*Document excerpt:*
====================

On top of the world

HSBC CIO Rumi Contractor tells Charlotte Moore how creative aspirations propelled him to dizzy heights

Written by Charlotte Moore

When Rumi Contractor was a 16-year old boy studying at a Jesuit boarding college on the west coast of India, he dreamed of being an air force pilot.

Today, he sits high above London looking out over the fog that has engulfed the capital city. But it is not from the cockpit of a jet plane, it is from a meeting room on the 26th floor of HSBC’s Sir Norman Foster tower in Canary Wharf.

Contractor confesses to surprise that he is chief information officer (CIO) for Europe at the world’s third-largest bank, and that he has notched up almost two decades of service with the behemoth.

His father may have persuaded him not to pursue his childhood dream of being a fighter pilot, but Contractor is happy with his accidental corporate role.

He says he still has a reason to roll back the duvet every morning and go to work: ‘I get a great buzz out of resolving issues, having new ideas drummed into my head and talking to people in my team.’

In fact, for a CIO, Contractor takes great pains to emphasise that technology is only a tool and not a solution.

‘Anyone can replicate technology. But you can’t replicate the people,’ he says. ‘The game is not just about technology, it’s about bringing technology and our people together so they can provide the best possible service for our customers.’

Contractor is as international as the bank he works for. He was educated in India, but is a Zoroastrian – followers of an ancient religion that started in Iran but fled to India when the Arabs invaded in the seventh century.

He has lived all over the world – working throughout the Middle East before moving to New York, living in Hong Kong, Brazil and now the UK.

====================

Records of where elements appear
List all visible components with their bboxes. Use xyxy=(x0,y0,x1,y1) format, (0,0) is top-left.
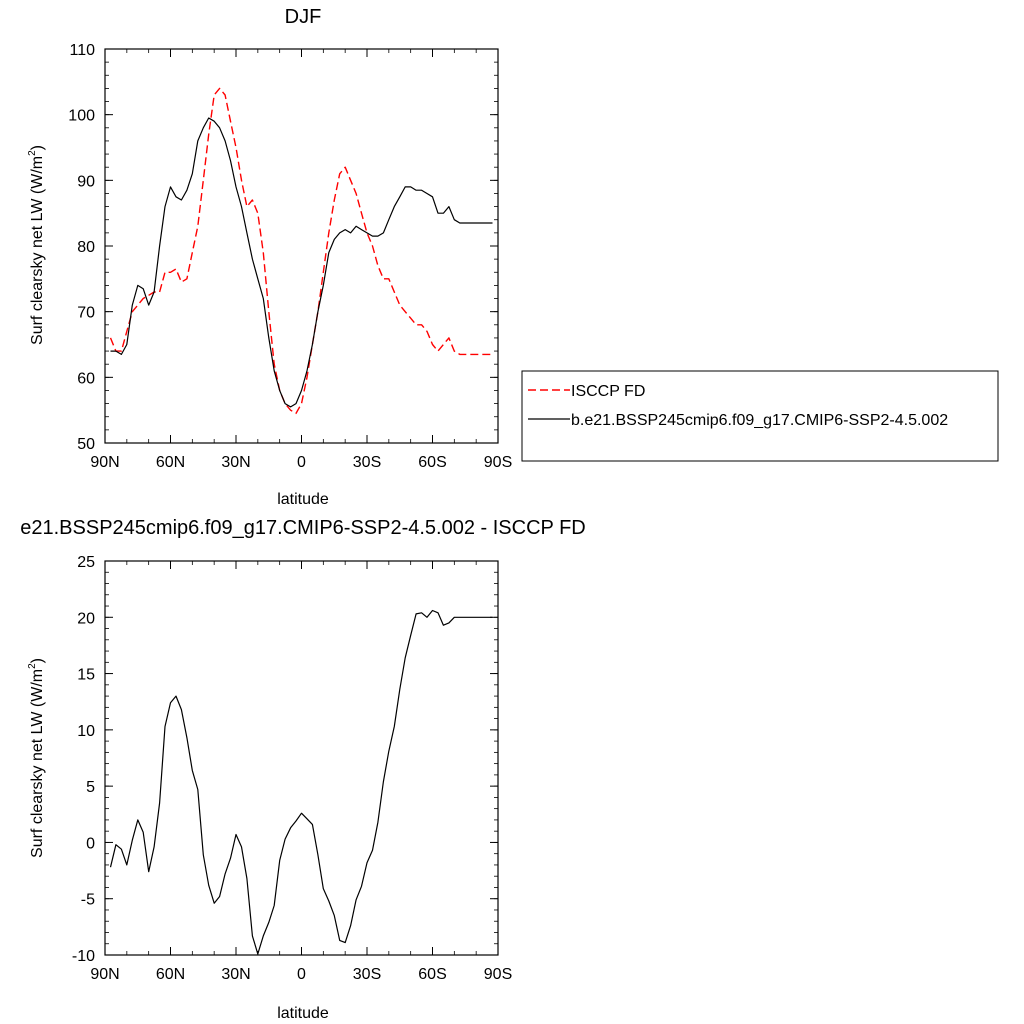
top-series-line-0 xyxy=(109,87,493,415)
top-x-axis-label: latitude xyxy=(277,491,329,508)
bottom-y-tick-label: 0 xyxy=(86,835,95,852)
top-y-tick-label: 90 xyxy=(77,173,95,190)
top-y-axis-label-end: ) xyxy=(29,145,46,150)
bottom-y-tick-label: 15 xyxy=(77,667,95,684)
bottom-x-tick-label: 90N xyxy=(90,966,119,983)
top-y-tick-label: 70 xyxy=(77,305,95,322)
top-plot-frame xyxy=(104,48,499,444)
bottom-plot-area: 90N 60N 30N 0 30S 60S 90S -10 -5 0 5 10 15 20 25 xyxy=(72,554,512,983)
top-x-tick-label: 30S xyxy=(353,454,381,471)
top-y-tick-label: 80 xyxy=(77,239,95,256)
top-x-tick-label: 90S xyxy=(484,454,512,471)
bottom-series-line-0 xyxy=(109,609,493,955)
top-y-tick-label: 60 xyxy=(77,370,95,387)
bottom-y-tick-label: 5 xyxy=(86,779,95,796)
bottom-y-tick-label: -5 xyxy=(81,892,95,909)
bottom-y-axis-label-end: ) xyxy=(29,658,46,663)
top-x-tick-label: 90N xyxy=(90,454,119,471)
top-plot-area: 90N 60N 30N 0 30S 60S 90S 50 60 70 80 90 100 110 xyxy=(68,42,512,471)
bottom-y-axis-label-sup: 2 xyxy=(27,663,38,669)
bottom-x-tick-label: 90S xyxy=(484,966,512,983)
top-chart-title: DJF xyxy=(285,6,322,28)
bottom-x-tick-label: 0 xyxy=(297,966,306,983)
bottom-x-axis-label: latitude xyxy=(277,1005,329,1022)
top-x-tick-label: 60S xyxy=(418,454,446,471)
bottom-x-tick-label: 30S xyxy=(353,966,381,983)
bottom-y-tick-label: 10 xyxy=(77,723,95,740)
bottom-y-axis-label-main: Surf clearsky net LW (W/m xyxy=(29,669,46,858)
top-y-axis-label-main: Surf clearsky net LW (W/m xyxy=(29,156,46,345)
bottom-y-tick-label: 25 xyxy=(77,554,95,571)
top-x-tick-label: 30N xyxy=(221,454,250,471)
top-y-tick-label: 100 xyxy=(68,108,95,125)
legend-box xyxy=(521,370,999,462)
bottom-y-axis-label: Surf clearsky net LW (W/m2) xyxy=(27,658,46,858)
top-series-line-1 xyxy=(110,117,493,408)
top-y-axis-label-sup: 2 xyxy=(27,150,38,156)
top-panel: DJF 90N 60N 30N 0 30S 60S 90S5060708090100110 … xyxy=(27,6,999,508)
top-y-tick-label: 110 xyxy=(69,42,95,59)
legend: ISCCP FD b.e21.BSSP245cmip6.f09_g17.CMIP… xyxy=(521,370,999,462)
top-x-tick-label: 0 xyxy=(297,454,306,471)
top-y-axis-label: Surf clearsky net LW (W/m2) xyxy=(27,145,46,345)
top-y-tick-label: 50 xyxy=(77,436,95,453)
bottom-y-tick-label: -10 xyxy=(72,948,95,965)
bottom-plot-frame xyxy=(104,560,499,956)
top-x-tick-label: 60N xyxy=(156,454,185,471)
legend-label-model: b.e21.BSSP245cmip6.f09_g17.CMIP6-SSP2-4.… xyxy=(571,412,948,429)
bottom-chart-title: e21.BSSP245cmip6.f09_g17.CMIP6-SSP2-4.5.… xyxy=(20,517,585,539)
bottom-x-tick-label: 60N xyxy=(156,966,185,983)
legend-label-isccp: ISCCP FD xyxy=(571,383,645,400)
bottom-x-tick-label: 30N xyxy=(221,966,250,983)
bottom-panel: e21.BSSP245cmip6.f09_g17.CMIP6-SSP2-4.5.… xyxy=(20,517,585,1022)
bottom-y-tick-label: 20 xyxy=(77,610,95,627)
bottom-x-tick-label: 60S xyxy=(418,966,446,983)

====================

*Task requirements:*
1/ Answer these questions from the profile of Rumi Contractor:
(a) On which floor is the meeting room where Contractor sits?
(b) What did Contractor dream of being as a 16-year-old?
(c) Where did the religion followed by Zoroastrians start?
2/ Please take the lines of the records starting at the one containing "top-series-line-0 xyxy=(109,87,493,415)" and ending at the one containing "bottom-y-tick-label: 25 xyxy=(77,554,95,571)", replace "latitude" with "lat", and give only those lines with nothing else changed.

*Answers for the exercise:*
1/
(a) The 26th floor.
(b) An air force pilot.
(c) Iran.

2/
top-series-line-0 xyxy=(109,87,493,415)
top-x-axis-label: lat xyxy=(277,491,329,508)
bottom-y-tick-label: 0 xyxy=(86,835,95,852)
top-y-tick-label: 90 xyxy=(77,173,95,190)
top-y-axis-label-end: ) xyxy=(29,145,46,150)
bottom-y-tick-label: 15 xyxy=(77,667,95,684)
bottom-x-tick-label: 90N xyxy=(90,966,119,983)
top-y-tick-label: 70 xyxy=(77,305,95,322)
top-plot-frame xyxy=(104,48,499,444)
bottom-plot-area: 90N 60N 30N 0 30S 60S 90S -10 -5 0 5 10 15 20 25 xyxy=(72,554,512,983)
top-x-tick-label: 30S xyxy=(353,454,381,471)
top-y-tick-label: 80 xyxy=(77,239,95,256)
top-x-tick-label: 90S xyxy=(484,454,512,471)
bottom-series-line-0 xyxy=(109,609,493,955)
top-y-tick-label: 60 xyxy=(77,370,95,387)
bottom-y-tick-label: 5 xyxy=(86,779,95,796)
bottom-y-tick-label: -5 xyxy=(81,892,95,909)
bottom-y-axis-label-end: ) xyxy=(29,658,46,663)
top-x-tick-label: 90N xyxy=(90,454,119,471)
top-plot-area: 90N 60N 30N 0 30S 60S 90S 50 60 70 80 90 100 110 xyxy=(68,42,512,471)
bottom-y-axis-label-sup: 2 xyxy=(27,663,38,669)
bottom-x-tick-label: 90S xyxy=(484,966,512,983)
top-chart-title: DJF xyxy=(285,6,322,28)
bottom-x-tick-label: 0 xyxy=(297,966,306,983)
bottom-x-axis-label: lat xyxy=(277,1005,329,1022)
top-x-tick-label: 60S xyxy=(418,454,446,471)
bottom-x-tick-label: 30S xyxy=(353,966,381,983)
bottom-y-tick-label: 10 xyxy=(77,723,95,740)
bottom-y-axis-label-main: Surf clearsky net LW (W/m xyxy=(29,669,46,858)
top-y-axis-label-main: Surf clearsky net LW (W/m xyxy=(29,156,46,345)
bottom-y-tick-label: 25 xyxy=(77,554,95,571)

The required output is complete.